-- DATA FOR THE TASK start --
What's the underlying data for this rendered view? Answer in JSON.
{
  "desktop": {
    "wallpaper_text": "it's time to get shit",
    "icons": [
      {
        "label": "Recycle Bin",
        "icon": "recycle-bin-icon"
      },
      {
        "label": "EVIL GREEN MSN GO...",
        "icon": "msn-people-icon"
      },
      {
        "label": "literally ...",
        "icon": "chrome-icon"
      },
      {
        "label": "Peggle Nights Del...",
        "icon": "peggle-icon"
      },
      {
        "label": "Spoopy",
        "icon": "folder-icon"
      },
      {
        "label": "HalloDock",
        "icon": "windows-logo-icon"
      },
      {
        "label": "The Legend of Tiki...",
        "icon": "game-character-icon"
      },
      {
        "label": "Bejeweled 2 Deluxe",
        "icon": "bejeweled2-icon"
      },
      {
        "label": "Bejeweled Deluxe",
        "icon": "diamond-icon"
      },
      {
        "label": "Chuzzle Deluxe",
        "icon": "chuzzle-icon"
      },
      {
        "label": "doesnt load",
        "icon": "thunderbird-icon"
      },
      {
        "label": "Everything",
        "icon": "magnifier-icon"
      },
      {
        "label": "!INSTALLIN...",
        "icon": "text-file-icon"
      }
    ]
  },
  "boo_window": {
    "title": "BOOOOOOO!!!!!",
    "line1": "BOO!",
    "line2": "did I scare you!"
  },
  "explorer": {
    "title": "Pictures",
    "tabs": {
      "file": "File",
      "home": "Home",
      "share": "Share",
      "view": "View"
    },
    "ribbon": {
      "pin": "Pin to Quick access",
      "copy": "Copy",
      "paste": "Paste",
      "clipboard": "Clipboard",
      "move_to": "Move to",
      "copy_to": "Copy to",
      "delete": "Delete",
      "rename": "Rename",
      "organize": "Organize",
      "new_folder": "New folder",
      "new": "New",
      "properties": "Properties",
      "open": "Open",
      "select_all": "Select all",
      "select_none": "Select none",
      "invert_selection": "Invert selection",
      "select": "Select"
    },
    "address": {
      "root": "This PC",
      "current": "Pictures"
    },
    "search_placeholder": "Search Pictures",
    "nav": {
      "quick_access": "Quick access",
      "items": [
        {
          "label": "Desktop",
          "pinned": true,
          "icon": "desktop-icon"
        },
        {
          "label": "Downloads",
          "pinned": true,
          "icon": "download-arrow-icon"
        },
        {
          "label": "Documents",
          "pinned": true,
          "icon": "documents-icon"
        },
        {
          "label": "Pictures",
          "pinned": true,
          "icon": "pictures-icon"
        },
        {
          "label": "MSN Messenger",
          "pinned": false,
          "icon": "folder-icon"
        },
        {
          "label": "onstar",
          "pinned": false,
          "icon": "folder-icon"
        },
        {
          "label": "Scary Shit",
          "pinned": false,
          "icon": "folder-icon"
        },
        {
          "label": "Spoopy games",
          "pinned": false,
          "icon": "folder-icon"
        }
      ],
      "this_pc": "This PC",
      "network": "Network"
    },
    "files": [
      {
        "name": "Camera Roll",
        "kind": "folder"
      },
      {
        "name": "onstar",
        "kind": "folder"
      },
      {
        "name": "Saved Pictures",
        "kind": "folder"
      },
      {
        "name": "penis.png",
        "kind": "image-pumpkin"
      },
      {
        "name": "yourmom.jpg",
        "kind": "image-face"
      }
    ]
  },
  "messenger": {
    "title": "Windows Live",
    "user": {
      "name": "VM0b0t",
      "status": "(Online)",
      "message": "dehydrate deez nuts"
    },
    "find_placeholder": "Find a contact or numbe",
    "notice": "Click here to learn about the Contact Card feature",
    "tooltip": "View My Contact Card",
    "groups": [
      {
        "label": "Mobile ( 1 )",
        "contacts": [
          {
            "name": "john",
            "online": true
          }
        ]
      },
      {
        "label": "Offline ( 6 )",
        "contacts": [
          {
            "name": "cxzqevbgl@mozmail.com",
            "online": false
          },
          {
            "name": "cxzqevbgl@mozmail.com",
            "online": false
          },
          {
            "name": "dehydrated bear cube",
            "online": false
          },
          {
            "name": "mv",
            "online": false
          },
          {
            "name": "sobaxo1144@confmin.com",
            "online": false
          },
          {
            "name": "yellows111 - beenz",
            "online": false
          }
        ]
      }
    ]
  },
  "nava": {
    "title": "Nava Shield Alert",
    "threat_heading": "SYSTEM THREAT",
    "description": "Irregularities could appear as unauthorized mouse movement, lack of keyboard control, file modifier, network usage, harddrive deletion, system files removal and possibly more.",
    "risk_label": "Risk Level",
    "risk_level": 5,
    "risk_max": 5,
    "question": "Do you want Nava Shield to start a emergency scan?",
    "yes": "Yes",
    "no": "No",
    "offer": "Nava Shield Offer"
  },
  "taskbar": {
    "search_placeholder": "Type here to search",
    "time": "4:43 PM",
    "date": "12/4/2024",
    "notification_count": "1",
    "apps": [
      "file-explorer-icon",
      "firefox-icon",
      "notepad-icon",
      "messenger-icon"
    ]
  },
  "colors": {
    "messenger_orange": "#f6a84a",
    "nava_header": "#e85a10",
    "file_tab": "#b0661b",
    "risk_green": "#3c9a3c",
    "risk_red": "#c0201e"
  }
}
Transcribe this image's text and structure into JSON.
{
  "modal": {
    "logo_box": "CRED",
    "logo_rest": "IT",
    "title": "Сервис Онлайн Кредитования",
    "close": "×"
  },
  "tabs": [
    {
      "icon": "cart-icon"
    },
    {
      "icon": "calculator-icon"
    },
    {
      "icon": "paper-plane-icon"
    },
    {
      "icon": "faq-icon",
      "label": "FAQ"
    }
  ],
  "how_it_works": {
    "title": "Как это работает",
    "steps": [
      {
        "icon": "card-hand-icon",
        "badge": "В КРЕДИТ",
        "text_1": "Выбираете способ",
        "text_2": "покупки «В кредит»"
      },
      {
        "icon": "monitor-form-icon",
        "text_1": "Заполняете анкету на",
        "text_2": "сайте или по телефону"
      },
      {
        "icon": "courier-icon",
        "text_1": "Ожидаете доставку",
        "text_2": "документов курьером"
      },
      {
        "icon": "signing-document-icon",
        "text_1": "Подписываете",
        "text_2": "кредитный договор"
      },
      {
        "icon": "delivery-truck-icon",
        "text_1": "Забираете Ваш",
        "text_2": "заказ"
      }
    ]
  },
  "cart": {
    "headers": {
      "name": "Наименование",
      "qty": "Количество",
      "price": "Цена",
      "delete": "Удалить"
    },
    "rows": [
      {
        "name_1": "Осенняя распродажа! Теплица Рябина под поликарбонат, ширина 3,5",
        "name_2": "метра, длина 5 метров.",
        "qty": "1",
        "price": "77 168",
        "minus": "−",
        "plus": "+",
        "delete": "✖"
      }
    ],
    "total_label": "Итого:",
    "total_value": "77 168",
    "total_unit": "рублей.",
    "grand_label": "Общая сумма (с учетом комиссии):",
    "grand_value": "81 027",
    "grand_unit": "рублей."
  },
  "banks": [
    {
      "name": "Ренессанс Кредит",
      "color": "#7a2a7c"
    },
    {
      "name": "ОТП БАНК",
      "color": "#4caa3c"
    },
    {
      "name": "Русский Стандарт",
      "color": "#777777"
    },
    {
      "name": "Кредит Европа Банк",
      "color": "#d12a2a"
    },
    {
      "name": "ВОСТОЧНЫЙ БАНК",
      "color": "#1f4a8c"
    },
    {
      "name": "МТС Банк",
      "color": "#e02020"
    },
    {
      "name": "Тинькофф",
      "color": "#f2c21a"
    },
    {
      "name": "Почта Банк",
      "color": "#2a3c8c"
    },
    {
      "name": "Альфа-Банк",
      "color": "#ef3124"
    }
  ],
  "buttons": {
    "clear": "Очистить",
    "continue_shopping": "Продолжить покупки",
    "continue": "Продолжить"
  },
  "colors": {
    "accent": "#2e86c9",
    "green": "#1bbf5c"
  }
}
-- DATA FOR THE TASK end --
=== WHAT IS ASKED ===
Write out the entire listing exactly.

=== SOLUTION FOR THIS TASK ===
What's the underlying data for this rendered view? Answer in JSON.
{
  "desktop": {
    "wallpaper_text": "it's time to get shit",
    "icons": [
      {
        "label": "Recycle Bin",
        "icon": "recycle-bin-icon"
      },
      {
        "label": "EVIL GREEN MSN GO...",
        "icon": "msn-people-icon"
      },
      {
        "label": "literally ...",
        "icon": "chrome-icon"
      },
      {
        "label": "Peggle Nights Del...",
        "icon": "peggle-icon"
      },
      {
        "label": "Spoopy",
        "icon": "folder-icon"
      },
      {
        "label": "HalloDock",
        "icon": "windows-logo-icon"
      },
      {
        "label": "The Legend of Tiki...",
        "icon": "game-character-icon"
      },
      {
        "label": "Bejeweled 2 Deluxe",
        "icon": "bejeweled2-icon"
      },
      {
        "label": "Bejeweled Deluxe",
        "icon": "diamond-icon"
      },
      {
        "label": "Chuzzle Deluxe",
        "icon": "chuzzle-icon"
      },
      {
        "label": "doesnt load",
        "icon": "thunderbird-icon"
      },
      {
        "label": "Everything",
        "icon": "magnifier-icon"
      },
      {
        "label": "!INSTALLIN...",
        "icon": "text-file-icon"
      }
    ]
  },
  "boo_window": {
    "title": "BOOOOOOO!!!!!",
    "line1": "BOO!",
    "line2": "did I scare you!"
  },
  "explorer": {
    "title": "Pictures",
    "tabs": {
      "file": "File",
      "home": "Home",
      "share": "Share",
      "view": "View"
    },
    "ribbon": {
      "pin": "Pin to Quick access",
      "copy": "Copy",
      "paste": "Paste",
      "clipboard": "Clipboard",
      "move_to": "Move to",
      "copy_to": "Copy to",
      "delete": "Delete",
      "rename": "Rename",
      "organize": "Organize",
      "new_folder": "New folder",
      "new": "New",
      "properties": "Properties",
      "open": "Open",
      "select_all": "Select all",
      "select_none": "Select none",
      "invert_selection": "Invert selection",
      "select": "Select"
    },
    "address": {
      "root": "This PC",
      "current": "Pictures"
    },
    "search_placeholder": "Search Pictures",
    "nav": {
      "quick_access": "Quick access",
      "items": [
        {
          "label": "Desktop",
          "pinned": true,
          "icon": "desktop-icon"
        },
        {
          "label": "Downloads",
          "pinned": true,
          "icon": "download-arrow-icon"
        },
        {
          "label": "Documents",
          "pinned": true,
          "icon": "documents-icon"
        },
        {
          "label": "Pictures",
          "pinned": true,
          "icon": "pictures-icon"
        },
        {
          "label": "MSN Messenger",
          "pinned": false,
          "icon": "folder-icon"
        },
        {
          "label": "onstar",
          "pinned": false,
          "icon": "folder-icon"
        },
        {
          "label": "Scary Shit",
          "pinned": false,
          "icon": "folder-icon"
        },
        {
          "label": "Spoopy games",
          "pinned": false,
          "icon": "folder-icon"
        }
      ],
      "this_pc": "This PC",
      "network": "Network"
    },
    "files": [
      {
        "name": "Camera Roll",
        "kind": "folder"
      },
      {
        "name": "onstar",
        "kind": "folder"
      },
      {
        "name": "Saved Pictures",
        "kind": "folder"
      },
      {
        "name": "penis.png",
        "kind": "image-pumpkin"
      },
      {
        "name": "yourmom.jpg",
        "kind": "image-face"
      }
    ]
  },
  "messenger": {
    "title": "Windows Live",
    "user": {
      "name": "VM0b0t",
      "status": "(Online)",
      "message": "dehydrate deez nuts"
    },
    "find_placeholder": "Find a contact or numbe",
    "notice": "Click here to learn about the Contact Card feature",
    "tooltip": "View My Contact Card",
    "groups": [
      {
        "label": "Mobile ( 1 )",
        "contacts": [
          {
            "name": "john",
            "online": true
          }
        ]
      },
      {
        "label": "Offline ( 6 )",
        "contacts": [
          {
            "name": "cxzqevbgl@mozmail.com",
            "online": false
          },
          {
            "name": "cxzqevbgl@mozmail.com",
            "online": false
          },
          {
            "name": "dehydrated bear cube",
            "online": false
          },
          {
            "name": "mv",
            "online": false
          },
          {
            "name": "sobaxo1144@confmin.com",
            "online": false
          },
          {
            "name": "yellows111 - beenz",
            "online": false
          }
        ]
      }
    ]
  },
  "nava": {
    "title": "Nava Shield Alert",
    "threat_heading": "SYSTEM THREAT",
    "description": "Irregularities could appear as unauthorized mouse movement, lack of keyboard control, file modifier, network usage, harddrive deletion, system files removal and possibly more.",
    "risk_label": "Risk Level",
    "risk_level": 5,
    "risk_max": 5,
    "question": "Do you want Nava Shield to start a emergency scan?",
    "yes": "Yes",
    "no": "No",
    "offer": "Nava Shield Offer"
  },
  "taskbar": {
    "search_placeholder": "Type here to search",
    "time": "4:43 PM",
    "date": "12/4/2024",
    "notification_count": "1",
    "apps": [
      "file-explorer-icon",
      "firefox-icon",
      "notepad-icon",
      "messenger-icon"
    ]
  },
  "colors": {
    "messenger_orange": "#f6a84a",
    "nava_header": "#e85a10",
    "file_tab": "#b0661b",
    "risk_green": "#3c9a3c",
    "risk_red": "#c0201e"
  }
}
Transcribe this image's text and structure into JSON.
{
  "modal": {
    "logo_box": "CRED",
    "logo_rest": "IT",
    "title": "Сервис Онлайн Кредитования",
    "close": "×"
  },
  "tabs": [
    {
      "icon": "cart-icon"
    },
    {
      "icon": "calculator-icon"
    },
    {
      "icon": "paper-plane-icon"
    },
    {
      "icon": "faq-icon",
      "label": "FAQ"
    }
  ],
  "how_it_works": {
    "title": "Как это работает",
    "steps": [
      {
        "icon": "card-hand-icon",
        "badge": "В КРЕДИТ",
        "text_1": "Выбираете способ",
        "text_2": "покупки «В кредит»"
      },
      {
        "icon": "monitor-form-icon",
        "text_1": "Заполняете анкету на",
        "text_2": "сайте или по телефону"
      },
      {
        "icon": "courier-icon",
        "text_1": "Ожидаете доставку",
        "text_2": "документов курьером"
      },
      {
        "icon": "signing-document-icon",
        "text_1": "Подписываете",
        "text_2": "кредитный договор"
      },
      {
        "icon": "delivery-truck-icon",
        "text_1": "Забираете Ваш",
        "text_2": "заказ"
      }
    ]
  },
  "cart": {
    "headers": {
      "name": "Наименование",
      "qty": "Количество",
      "price": "Цена",
      "delete": "Удалить"
    },
    "rows": [
      {
        "name_1": "Осенняя распродажа! Теплица Рябина под поликарбонат, ширина 3,5",
        "name_2": "метра, длина 5 метров.",
        "qty": "1",
        "price": "77 168",
        "minus": "−",
        "plus": "+",
        "delete": "✖"
      }
    ],
    "total_label": "Итого:",
    "total_value": "77 168",
    "total_unit": "рублей.",
    "grand_label": "Общая сумма (с учетом комиссии):",
    "grand_value": "81 027",
    "grand_unit": "рублей."
  },
  "banks": [
    {
      "name": "Ренессанс Кредит",
      "color": "#7a2a7c"
    },
    {
      "name": "ОТП БАНК",
      "color": "#4caa3c"
    },
    {
      "name": "Русский Стандарт",
      "color": "#777777"
    },
    {
      "name": "Кредит Европа Банк",
      "color": "#d12a2a"
    },
    {
      "name": "ВОСТОЧНЫЙ БАНК",
      "color": "#1f4a8c"
    },
    {
      "name": "МТС Банк",
      "color": "#e02020"
    },
    {
      "name": "Тинькофф",
      "color": "#f2c21a"
    },
    {
      "name": "Почта Банк",
      "color": "#2a3c8c"
    },
    {
      "name": "Альфа-Банк",
      "color": "#ef3124"
    }
  ],
  "buttons": {
    "clear": "Очистить",
    "continue_shopping": "Продолжить покупки",
    "continue": "Продолжить"
  },
  "colors": {
    "accent": "#2e86c9",
    "green": "#1bbf5c"
  }
}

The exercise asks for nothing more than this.